Given exercise:
Below are the entries; state how many of their lines contain the string "Recurrence", and nothing more.

## begin Entries supplied

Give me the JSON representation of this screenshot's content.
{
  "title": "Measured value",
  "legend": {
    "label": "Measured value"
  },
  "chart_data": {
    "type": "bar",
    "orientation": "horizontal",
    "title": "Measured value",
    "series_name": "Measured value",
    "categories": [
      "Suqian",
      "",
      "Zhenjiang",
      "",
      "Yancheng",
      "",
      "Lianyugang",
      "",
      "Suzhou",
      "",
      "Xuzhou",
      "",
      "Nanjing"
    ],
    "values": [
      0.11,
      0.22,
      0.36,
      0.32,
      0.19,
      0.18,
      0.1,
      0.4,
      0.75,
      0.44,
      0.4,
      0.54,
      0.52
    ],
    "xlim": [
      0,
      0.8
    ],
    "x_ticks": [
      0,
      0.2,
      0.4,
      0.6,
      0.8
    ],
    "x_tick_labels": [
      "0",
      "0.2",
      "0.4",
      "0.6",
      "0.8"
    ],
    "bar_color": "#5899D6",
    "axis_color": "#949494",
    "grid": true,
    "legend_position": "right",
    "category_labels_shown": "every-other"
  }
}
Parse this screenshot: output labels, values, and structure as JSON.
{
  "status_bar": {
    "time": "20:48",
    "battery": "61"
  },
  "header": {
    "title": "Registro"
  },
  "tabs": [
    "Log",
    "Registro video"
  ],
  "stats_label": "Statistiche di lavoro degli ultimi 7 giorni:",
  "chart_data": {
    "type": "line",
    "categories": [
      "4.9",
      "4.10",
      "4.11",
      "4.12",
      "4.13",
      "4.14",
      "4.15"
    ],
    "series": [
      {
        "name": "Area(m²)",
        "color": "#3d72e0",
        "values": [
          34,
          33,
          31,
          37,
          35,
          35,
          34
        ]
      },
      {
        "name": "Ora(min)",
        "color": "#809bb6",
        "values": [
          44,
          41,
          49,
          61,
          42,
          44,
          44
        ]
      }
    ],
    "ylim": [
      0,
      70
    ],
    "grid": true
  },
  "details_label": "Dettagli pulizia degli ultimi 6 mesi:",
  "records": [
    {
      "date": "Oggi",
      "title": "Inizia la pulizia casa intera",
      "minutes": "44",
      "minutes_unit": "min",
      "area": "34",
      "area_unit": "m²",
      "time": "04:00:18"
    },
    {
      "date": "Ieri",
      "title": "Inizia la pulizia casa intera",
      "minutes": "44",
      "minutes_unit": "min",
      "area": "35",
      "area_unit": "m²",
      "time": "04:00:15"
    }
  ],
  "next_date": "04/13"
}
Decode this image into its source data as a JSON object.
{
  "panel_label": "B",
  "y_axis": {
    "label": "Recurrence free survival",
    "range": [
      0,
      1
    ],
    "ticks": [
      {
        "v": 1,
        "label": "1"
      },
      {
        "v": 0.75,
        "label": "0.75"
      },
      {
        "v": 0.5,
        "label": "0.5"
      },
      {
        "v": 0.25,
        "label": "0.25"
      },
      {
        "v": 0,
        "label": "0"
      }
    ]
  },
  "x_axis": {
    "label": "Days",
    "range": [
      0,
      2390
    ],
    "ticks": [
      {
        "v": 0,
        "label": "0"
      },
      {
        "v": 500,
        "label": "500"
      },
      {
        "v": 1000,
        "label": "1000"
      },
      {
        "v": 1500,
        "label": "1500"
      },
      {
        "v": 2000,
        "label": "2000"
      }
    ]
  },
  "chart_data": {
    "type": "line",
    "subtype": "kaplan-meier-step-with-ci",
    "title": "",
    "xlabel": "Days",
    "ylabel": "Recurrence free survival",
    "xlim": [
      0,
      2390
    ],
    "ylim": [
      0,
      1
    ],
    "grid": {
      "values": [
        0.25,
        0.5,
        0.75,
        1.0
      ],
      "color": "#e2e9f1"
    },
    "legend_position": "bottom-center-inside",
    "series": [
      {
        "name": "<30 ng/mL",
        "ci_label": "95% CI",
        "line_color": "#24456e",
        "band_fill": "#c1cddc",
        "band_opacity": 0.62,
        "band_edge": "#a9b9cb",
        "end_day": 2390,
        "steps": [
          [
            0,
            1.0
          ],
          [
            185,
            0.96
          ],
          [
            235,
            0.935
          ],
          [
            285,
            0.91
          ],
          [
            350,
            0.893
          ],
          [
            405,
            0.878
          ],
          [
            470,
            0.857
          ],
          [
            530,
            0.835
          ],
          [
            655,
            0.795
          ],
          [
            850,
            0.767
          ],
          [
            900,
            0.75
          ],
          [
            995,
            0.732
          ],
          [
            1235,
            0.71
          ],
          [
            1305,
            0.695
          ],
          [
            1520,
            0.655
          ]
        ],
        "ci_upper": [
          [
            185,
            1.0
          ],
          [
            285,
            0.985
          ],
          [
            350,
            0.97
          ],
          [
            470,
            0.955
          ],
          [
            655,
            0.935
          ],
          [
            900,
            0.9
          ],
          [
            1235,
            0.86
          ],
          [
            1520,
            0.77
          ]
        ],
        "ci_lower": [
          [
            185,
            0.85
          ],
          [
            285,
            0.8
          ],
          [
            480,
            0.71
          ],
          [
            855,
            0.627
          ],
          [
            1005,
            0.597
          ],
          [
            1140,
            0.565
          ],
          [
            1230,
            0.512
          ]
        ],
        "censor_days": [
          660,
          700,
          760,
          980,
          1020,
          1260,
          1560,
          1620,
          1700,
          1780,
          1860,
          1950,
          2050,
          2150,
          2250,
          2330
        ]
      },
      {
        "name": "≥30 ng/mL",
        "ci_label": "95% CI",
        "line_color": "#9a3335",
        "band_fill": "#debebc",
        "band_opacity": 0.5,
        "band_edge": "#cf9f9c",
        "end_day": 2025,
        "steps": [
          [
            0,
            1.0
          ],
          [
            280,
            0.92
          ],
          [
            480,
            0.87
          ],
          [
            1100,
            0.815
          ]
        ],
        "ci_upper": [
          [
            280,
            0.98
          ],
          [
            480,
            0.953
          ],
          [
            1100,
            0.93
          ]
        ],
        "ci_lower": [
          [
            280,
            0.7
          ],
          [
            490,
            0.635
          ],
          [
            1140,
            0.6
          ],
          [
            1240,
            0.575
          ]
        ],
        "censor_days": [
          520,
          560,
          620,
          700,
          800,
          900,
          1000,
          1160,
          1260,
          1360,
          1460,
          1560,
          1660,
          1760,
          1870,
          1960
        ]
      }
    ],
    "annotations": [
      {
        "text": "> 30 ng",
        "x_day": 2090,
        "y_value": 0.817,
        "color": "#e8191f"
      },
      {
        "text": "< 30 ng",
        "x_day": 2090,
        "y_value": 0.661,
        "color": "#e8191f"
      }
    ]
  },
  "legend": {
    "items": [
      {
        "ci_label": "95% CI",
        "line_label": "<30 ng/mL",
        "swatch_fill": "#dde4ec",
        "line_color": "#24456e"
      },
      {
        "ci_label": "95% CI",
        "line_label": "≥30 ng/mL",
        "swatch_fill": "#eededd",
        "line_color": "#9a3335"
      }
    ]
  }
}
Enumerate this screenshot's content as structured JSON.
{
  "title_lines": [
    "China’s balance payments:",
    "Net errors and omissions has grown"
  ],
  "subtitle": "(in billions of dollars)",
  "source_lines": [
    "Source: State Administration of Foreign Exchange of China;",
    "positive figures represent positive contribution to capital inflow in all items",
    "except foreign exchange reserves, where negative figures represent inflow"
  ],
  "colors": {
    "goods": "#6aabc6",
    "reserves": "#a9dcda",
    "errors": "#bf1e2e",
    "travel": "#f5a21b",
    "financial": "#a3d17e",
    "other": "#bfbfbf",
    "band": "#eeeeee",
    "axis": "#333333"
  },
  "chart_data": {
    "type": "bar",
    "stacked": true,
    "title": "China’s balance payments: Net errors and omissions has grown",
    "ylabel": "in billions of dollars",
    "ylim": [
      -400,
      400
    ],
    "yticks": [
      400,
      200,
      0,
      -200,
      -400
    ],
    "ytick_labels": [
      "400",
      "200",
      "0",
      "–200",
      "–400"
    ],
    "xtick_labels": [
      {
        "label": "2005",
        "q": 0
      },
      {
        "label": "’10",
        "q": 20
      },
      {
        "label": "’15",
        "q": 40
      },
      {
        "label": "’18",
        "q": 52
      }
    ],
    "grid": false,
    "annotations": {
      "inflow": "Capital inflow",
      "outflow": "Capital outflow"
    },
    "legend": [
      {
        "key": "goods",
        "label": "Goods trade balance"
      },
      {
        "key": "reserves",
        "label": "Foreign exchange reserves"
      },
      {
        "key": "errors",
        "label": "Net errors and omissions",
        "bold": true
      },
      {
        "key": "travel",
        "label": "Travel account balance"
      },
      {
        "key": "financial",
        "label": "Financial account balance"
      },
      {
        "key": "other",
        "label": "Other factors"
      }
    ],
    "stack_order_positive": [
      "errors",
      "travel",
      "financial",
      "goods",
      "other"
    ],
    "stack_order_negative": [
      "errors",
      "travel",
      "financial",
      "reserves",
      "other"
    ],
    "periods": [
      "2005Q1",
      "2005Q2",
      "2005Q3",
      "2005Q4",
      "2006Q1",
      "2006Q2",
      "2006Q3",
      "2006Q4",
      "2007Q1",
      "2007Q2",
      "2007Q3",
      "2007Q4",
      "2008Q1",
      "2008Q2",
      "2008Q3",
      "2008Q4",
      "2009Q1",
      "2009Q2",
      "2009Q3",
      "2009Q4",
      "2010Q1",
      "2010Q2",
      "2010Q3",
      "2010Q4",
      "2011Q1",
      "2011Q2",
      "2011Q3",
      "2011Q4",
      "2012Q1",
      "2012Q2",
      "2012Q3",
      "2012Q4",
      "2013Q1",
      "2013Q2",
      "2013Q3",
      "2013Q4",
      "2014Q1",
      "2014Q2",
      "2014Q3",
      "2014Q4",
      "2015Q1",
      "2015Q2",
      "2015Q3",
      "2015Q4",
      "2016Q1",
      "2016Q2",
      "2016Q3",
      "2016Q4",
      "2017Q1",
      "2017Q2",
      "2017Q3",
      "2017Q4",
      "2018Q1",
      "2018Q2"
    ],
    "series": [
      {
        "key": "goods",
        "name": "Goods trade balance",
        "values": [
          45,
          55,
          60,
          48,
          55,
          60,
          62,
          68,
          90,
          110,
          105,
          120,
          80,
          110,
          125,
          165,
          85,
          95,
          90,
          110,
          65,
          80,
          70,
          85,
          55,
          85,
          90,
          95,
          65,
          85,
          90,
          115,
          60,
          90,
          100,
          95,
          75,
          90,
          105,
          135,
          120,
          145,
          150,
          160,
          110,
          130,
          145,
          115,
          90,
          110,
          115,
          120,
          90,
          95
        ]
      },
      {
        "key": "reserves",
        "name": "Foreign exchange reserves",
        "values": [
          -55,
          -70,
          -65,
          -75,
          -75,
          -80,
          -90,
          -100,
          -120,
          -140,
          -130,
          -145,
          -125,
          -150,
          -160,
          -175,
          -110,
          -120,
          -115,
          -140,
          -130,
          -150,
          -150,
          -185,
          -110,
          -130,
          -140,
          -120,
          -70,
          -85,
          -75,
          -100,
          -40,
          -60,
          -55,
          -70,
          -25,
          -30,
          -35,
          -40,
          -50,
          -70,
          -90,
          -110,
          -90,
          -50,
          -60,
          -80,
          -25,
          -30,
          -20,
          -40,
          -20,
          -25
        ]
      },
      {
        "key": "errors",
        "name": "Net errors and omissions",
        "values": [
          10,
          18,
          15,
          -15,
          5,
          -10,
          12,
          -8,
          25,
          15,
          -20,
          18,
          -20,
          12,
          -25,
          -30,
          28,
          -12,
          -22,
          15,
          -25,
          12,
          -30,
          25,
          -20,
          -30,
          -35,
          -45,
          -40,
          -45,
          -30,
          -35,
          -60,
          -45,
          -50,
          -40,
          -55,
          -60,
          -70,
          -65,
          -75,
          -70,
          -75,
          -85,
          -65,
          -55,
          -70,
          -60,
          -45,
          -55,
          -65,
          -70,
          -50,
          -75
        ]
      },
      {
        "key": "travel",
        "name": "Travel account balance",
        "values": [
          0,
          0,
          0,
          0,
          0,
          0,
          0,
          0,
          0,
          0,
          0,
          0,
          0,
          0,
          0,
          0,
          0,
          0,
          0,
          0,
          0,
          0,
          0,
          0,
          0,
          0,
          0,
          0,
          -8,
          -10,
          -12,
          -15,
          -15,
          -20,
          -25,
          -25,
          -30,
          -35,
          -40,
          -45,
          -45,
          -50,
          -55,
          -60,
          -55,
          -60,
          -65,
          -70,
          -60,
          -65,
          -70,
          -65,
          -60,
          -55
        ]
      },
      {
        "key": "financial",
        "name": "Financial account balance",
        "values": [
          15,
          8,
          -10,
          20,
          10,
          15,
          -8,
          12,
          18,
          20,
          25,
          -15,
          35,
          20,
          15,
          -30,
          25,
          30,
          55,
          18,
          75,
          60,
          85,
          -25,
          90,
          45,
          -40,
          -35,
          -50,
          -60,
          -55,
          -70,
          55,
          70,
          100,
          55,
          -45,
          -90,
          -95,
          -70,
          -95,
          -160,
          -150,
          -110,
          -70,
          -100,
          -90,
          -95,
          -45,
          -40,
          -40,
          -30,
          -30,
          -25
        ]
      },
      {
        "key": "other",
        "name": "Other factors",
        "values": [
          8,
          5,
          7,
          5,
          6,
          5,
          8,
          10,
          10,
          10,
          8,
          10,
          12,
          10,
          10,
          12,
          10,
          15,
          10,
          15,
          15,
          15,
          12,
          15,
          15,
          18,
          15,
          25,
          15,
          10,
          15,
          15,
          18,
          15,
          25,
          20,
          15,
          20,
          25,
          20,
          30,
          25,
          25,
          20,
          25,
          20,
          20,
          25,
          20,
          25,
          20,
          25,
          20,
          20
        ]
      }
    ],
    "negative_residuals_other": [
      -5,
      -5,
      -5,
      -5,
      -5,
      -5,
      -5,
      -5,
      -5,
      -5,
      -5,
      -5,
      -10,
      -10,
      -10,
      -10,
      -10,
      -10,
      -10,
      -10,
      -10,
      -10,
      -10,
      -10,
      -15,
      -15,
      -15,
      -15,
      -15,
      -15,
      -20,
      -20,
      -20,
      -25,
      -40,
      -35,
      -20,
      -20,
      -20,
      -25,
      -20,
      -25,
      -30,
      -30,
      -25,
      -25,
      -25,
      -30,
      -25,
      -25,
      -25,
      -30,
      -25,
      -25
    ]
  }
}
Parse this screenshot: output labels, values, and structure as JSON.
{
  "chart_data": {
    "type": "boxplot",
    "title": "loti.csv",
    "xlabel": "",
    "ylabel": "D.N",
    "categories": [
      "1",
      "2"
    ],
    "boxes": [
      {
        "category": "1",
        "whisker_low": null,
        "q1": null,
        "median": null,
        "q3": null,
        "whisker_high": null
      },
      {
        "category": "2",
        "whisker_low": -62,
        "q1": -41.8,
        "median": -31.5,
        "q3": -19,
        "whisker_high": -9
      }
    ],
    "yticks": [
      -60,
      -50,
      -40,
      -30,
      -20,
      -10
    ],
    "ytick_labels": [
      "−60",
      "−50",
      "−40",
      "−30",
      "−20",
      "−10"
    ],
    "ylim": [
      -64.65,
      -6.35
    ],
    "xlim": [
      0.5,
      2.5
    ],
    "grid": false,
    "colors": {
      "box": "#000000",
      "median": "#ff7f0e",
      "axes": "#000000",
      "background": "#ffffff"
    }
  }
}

## end Entries supplied

Completed exercise:
2